Given request:
Find every line below that contains the word "this" and copy it out.
┏━━
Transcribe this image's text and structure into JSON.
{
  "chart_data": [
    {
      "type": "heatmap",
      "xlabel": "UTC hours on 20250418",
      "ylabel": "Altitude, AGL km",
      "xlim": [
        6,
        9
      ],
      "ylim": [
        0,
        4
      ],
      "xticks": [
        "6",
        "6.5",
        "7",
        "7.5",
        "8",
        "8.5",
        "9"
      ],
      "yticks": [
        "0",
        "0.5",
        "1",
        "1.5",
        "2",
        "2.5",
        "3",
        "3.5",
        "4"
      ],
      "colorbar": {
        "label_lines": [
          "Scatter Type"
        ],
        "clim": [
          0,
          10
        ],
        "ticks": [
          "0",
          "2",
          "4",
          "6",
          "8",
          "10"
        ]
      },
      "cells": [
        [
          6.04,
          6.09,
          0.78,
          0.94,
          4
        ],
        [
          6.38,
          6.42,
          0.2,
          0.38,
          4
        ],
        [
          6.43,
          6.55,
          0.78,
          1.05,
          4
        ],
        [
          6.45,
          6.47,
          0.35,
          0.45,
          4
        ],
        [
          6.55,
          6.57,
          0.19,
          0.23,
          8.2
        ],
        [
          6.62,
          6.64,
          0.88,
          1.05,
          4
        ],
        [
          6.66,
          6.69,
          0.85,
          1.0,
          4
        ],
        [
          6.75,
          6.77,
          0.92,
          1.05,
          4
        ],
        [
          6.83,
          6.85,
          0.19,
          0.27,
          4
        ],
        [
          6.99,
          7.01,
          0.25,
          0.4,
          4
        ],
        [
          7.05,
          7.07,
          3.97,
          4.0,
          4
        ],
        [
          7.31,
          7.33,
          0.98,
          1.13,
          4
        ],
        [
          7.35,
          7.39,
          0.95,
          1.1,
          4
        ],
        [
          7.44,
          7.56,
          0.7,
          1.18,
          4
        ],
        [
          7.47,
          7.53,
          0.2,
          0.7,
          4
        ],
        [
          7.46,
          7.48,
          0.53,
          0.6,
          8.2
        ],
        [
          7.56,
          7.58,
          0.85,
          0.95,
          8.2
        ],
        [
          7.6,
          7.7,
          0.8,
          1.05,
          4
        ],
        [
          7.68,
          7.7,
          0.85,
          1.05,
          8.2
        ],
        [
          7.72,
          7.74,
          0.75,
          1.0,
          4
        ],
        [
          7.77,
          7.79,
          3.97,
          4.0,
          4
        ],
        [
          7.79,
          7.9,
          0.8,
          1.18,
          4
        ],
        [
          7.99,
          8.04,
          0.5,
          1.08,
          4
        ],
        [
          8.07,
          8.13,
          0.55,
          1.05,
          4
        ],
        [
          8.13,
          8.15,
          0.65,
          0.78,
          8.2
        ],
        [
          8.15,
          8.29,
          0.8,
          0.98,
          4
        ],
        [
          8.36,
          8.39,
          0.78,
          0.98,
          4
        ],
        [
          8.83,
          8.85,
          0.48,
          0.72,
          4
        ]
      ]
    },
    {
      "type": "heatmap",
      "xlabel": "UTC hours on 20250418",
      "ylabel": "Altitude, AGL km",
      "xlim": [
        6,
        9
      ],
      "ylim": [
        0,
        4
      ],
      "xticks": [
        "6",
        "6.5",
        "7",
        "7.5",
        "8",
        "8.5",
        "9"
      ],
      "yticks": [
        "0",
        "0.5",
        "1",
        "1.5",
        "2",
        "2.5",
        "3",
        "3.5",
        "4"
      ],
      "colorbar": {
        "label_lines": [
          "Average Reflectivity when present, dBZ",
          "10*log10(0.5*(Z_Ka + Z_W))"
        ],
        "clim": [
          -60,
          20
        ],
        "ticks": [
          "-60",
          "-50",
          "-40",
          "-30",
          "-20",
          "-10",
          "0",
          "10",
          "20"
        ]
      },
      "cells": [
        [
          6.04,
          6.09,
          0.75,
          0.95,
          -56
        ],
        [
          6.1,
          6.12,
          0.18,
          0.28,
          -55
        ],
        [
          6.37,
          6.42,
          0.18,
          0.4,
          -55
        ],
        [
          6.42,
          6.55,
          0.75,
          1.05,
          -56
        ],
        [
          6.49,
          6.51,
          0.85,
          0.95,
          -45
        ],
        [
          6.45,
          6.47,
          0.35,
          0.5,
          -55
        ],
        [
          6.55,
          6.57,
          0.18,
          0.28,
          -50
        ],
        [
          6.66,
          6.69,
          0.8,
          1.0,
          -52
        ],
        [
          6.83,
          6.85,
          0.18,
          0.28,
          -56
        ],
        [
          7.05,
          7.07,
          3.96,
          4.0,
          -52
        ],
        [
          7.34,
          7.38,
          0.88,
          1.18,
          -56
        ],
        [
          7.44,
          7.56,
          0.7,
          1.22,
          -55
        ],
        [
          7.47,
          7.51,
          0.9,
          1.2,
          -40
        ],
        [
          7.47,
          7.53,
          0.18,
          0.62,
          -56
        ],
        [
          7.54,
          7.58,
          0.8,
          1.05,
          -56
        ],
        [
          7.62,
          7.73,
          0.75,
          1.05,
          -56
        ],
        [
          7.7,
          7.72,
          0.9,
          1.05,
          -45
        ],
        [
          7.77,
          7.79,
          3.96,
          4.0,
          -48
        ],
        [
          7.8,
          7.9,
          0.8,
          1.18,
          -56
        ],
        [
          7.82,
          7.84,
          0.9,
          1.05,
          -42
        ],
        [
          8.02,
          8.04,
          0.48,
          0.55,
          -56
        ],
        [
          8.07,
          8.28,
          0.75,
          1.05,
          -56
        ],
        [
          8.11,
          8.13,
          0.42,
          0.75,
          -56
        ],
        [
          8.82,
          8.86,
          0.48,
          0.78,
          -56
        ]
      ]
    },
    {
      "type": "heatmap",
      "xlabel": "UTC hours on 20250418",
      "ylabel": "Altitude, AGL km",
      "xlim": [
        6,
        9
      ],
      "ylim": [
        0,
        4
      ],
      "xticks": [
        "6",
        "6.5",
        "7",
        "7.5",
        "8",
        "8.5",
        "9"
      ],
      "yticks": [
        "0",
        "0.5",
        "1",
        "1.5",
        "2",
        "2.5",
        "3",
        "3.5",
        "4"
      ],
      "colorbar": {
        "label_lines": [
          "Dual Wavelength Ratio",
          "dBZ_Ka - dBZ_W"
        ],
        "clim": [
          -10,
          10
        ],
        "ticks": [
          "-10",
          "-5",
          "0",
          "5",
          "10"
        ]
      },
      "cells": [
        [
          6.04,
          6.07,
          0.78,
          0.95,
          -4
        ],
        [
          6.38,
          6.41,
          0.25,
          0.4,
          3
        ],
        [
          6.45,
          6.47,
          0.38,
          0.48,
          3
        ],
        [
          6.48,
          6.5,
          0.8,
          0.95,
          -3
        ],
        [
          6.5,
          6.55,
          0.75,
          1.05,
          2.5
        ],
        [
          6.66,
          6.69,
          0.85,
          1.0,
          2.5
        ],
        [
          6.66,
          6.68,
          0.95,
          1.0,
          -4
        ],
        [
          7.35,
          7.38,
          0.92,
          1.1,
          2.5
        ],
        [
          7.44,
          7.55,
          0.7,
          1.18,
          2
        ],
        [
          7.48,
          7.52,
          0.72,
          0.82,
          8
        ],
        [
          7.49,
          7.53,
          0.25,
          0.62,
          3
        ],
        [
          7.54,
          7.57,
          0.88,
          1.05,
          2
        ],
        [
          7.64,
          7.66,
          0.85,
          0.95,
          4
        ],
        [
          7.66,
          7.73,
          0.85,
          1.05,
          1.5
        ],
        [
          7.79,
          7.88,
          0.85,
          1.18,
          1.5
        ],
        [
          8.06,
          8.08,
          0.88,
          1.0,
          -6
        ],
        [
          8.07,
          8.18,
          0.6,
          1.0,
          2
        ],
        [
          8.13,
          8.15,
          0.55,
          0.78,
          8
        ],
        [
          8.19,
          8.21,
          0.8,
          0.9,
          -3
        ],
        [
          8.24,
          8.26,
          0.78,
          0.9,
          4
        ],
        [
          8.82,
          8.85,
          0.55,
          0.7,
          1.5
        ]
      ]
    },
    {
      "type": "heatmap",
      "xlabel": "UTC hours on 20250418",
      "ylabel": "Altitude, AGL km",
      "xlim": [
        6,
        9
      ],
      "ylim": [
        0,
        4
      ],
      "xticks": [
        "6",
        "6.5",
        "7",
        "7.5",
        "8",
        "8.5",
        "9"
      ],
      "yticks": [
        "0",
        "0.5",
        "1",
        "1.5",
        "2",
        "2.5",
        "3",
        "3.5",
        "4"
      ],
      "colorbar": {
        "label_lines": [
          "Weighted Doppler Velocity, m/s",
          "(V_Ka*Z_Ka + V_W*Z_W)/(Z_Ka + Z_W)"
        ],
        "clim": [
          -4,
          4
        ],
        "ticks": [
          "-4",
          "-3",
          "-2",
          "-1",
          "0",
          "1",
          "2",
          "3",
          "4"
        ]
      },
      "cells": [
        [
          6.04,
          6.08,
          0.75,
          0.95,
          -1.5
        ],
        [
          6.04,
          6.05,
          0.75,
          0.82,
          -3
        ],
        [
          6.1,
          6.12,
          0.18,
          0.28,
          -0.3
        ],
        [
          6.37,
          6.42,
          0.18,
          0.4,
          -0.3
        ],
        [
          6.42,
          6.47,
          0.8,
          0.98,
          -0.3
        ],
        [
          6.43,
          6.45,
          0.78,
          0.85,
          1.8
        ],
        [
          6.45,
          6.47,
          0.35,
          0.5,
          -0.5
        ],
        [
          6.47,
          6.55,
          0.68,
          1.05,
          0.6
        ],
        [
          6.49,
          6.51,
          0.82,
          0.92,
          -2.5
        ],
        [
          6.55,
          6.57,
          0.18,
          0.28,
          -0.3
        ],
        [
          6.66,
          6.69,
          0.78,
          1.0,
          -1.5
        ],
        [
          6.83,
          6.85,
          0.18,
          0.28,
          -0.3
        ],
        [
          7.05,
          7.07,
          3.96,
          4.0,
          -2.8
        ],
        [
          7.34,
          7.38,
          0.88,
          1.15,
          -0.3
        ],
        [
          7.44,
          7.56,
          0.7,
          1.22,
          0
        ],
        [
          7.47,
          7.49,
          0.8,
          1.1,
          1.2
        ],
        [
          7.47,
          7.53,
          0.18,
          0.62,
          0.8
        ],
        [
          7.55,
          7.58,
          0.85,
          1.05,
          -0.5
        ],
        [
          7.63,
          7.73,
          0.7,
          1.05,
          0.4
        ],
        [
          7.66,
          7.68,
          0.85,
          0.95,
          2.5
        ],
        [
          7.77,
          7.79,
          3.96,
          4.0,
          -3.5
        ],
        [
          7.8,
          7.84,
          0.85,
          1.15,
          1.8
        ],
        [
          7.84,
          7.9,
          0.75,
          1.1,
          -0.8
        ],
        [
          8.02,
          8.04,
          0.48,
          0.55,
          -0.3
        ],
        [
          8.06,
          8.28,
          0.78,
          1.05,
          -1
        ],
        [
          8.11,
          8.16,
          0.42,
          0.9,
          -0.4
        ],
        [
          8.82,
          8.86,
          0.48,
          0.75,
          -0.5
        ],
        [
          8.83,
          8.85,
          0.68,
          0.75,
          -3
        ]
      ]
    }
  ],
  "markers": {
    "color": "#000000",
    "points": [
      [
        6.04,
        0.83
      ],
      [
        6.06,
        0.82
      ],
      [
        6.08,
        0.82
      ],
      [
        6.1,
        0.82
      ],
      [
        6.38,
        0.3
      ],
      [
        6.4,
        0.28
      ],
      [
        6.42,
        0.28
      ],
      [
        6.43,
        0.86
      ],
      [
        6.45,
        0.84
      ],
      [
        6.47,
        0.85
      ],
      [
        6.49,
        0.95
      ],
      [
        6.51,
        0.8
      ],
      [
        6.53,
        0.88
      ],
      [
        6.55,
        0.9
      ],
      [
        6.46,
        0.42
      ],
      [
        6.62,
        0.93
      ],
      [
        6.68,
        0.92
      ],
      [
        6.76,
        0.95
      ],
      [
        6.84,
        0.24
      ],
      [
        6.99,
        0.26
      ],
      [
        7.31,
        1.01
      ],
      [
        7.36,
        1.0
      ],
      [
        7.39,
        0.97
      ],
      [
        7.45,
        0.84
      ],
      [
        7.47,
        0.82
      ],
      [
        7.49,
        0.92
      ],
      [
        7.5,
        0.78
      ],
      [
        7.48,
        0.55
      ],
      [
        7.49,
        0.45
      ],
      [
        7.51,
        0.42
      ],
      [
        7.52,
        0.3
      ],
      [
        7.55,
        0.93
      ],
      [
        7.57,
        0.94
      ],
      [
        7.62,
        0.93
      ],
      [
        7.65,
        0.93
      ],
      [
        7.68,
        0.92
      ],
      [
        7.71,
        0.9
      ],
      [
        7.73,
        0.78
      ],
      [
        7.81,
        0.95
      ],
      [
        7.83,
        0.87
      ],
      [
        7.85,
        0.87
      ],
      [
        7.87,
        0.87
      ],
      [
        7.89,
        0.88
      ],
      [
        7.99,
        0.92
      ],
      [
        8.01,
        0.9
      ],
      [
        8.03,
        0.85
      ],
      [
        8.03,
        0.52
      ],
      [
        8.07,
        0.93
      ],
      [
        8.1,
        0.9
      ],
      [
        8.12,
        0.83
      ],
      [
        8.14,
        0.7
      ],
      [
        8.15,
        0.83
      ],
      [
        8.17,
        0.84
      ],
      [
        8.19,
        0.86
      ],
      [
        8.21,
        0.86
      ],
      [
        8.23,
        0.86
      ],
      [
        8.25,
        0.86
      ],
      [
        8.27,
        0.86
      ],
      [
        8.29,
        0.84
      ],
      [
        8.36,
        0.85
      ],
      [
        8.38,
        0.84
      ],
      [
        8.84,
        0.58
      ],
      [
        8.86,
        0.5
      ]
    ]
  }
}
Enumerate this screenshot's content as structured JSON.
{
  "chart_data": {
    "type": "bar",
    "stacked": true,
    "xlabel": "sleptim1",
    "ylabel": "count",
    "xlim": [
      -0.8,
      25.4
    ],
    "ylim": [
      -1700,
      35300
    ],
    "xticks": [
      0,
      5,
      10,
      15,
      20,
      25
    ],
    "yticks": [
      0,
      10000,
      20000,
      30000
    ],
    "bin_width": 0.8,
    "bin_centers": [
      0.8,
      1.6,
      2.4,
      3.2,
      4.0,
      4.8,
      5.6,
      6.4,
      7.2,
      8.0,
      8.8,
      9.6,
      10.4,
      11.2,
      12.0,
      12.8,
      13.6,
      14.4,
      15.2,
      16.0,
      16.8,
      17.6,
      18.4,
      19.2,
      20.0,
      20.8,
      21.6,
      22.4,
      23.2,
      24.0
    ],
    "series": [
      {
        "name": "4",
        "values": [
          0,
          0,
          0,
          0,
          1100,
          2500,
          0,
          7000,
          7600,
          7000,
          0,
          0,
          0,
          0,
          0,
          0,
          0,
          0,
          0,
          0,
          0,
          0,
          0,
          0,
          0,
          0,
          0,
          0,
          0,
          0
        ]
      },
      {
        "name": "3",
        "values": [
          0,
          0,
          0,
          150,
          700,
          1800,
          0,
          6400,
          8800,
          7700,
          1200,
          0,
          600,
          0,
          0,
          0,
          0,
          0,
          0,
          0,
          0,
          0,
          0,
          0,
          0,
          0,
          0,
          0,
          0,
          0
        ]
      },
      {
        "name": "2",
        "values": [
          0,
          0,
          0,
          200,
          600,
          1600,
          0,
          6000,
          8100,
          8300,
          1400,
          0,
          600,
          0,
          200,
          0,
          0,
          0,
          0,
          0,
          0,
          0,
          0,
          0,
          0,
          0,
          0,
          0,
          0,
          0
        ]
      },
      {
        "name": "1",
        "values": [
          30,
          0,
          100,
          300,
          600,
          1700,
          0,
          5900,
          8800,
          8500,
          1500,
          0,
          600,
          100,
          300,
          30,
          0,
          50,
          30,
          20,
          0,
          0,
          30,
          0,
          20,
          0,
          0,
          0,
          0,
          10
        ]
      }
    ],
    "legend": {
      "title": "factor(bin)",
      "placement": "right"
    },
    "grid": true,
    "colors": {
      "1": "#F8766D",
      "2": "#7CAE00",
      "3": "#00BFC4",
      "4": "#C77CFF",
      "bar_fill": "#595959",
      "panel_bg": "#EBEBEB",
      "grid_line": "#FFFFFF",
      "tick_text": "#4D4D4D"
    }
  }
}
┗━━
Worked answer:
Transcribe this image's text and structure into JSON.
Enumerate this screenshot's content as structured JSON.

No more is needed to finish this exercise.